======== Exercise data

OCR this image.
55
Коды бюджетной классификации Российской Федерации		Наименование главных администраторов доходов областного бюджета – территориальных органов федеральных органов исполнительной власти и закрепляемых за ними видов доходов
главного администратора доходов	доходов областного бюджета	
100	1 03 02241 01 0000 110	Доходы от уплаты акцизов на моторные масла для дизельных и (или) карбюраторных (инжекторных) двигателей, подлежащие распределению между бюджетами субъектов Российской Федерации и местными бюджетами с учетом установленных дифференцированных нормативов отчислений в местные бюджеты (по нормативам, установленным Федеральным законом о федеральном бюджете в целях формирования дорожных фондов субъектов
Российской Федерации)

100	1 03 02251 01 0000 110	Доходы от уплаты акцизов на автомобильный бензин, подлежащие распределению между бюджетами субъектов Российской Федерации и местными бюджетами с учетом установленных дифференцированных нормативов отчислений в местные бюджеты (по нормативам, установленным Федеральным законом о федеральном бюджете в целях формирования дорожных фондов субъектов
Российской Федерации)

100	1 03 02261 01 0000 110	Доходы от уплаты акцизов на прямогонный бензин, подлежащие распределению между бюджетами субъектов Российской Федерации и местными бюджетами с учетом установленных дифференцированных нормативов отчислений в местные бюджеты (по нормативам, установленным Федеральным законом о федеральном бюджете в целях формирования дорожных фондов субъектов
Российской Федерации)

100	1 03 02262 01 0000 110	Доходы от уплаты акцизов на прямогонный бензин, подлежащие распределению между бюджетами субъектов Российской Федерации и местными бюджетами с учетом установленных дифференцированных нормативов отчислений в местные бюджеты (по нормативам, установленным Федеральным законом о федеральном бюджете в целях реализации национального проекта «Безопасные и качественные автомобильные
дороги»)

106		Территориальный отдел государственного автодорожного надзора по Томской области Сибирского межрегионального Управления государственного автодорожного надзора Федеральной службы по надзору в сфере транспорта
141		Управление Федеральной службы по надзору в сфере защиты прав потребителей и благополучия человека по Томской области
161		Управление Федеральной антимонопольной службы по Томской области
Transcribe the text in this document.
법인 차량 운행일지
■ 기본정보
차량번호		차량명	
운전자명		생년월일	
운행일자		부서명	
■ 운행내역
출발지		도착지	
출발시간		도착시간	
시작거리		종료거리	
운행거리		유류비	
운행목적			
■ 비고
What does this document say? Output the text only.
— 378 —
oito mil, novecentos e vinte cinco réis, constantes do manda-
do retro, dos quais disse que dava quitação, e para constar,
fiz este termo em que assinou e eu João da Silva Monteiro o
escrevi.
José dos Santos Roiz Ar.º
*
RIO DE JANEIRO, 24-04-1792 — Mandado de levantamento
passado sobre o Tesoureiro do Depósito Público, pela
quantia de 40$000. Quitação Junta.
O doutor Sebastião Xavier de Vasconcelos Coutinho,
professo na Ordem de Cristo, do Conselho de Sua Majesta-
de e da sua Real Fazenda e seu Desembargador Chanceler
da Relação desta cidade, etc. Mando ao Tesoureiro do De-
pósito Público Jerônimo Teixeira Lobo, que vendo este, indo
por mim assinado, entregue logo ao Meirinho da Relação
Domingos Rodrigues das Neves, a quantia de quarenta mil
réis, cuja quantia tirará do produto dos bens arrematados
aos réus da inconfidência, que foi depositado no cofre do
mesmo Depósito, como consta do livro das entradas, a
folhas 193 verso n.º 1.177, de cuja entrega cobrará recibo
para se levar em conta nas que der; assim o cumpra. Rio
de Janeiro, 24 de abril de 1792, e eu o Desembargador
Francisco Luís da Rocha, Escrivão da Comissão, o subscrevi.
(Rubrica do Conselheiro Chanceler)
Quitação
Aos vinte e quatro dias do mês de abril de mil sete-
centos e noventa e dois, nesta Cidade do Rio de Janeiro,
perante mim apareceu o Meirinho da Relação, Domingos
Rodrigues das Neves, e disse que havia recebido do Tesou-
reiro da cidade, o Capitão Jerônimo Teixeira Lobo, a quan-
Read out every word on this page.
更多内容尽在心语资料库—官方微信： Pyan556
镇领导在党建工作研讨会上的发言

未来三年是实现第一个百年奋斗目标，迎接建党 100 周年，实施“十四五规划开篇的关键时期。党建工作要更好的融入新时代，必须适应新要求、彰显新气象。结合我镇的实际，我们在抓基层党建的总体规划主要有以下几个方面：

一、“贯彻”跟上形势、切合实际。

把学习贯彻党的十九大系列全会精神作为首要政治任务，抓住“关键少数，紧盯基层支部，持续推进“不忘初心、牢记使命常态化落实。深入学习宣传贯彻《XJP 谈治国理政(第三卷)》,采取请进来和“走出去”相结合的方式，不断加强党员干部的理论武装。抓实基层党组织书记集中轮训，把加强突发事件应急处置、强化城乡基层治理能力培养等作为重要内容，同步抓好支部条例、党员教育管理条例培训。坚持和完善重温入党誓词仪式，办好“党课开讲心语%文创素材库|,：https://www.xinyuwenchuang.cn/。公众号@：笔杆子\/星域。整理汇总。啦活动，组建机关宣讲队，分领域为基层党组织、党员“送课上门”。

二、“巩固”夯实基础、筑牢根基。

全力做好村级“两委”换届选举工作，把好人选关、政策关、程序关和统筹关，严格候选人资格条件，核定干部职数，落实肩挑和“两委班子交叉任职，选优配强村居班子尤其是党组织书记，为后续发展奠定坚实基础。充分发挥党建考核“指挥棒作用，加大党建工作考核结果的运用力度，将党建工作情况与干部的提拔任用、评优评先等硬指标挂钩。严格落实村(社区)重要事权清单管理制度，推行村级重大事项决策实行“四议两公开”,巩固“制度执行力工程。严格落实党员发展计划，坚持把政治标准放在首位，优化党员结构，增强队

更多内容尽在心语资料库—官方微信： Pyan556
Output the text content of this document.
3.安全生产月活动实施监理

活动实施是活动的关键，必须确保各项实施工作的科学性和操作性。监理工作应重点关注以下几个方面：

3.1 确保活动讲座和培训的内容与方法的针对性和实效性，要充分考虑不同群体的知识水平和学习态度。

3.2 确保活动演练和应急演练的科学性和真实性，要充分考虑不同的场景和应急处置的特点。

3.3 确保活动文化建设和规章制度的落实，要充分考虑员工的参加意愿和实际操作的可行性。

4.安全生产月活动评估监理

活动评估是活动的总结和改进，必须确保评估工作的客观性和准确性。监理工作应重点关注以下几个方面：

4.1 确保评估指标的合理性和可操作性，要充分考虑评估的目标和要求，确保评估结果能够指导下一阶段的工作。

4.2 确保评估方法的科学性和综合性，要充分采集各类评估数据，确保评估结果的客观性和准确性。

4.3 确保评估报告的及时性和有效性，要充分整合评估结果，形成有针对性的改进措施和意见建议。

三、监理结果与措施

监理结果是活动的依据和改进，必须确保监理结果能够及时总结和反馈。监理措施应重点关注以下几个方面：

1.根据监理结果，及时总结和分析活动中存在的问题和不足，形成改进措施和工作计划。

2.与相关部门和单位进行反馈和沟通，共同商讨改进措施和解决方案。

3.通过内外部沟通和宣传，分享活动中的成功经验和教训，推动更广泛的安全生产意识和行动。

================

Extract every line from the records above that contains the word "监理工作应重点关注以下几个方面".

_Task solution_:
活动实施是活动的关键，必须确保各项实施工作的科学性和操作性。监理工作应重点关注以下几个方面：
活动评估是活动的总结和改进，必须确保评估工作的客观性和准确性。监理工作应重点关注以下几个方面：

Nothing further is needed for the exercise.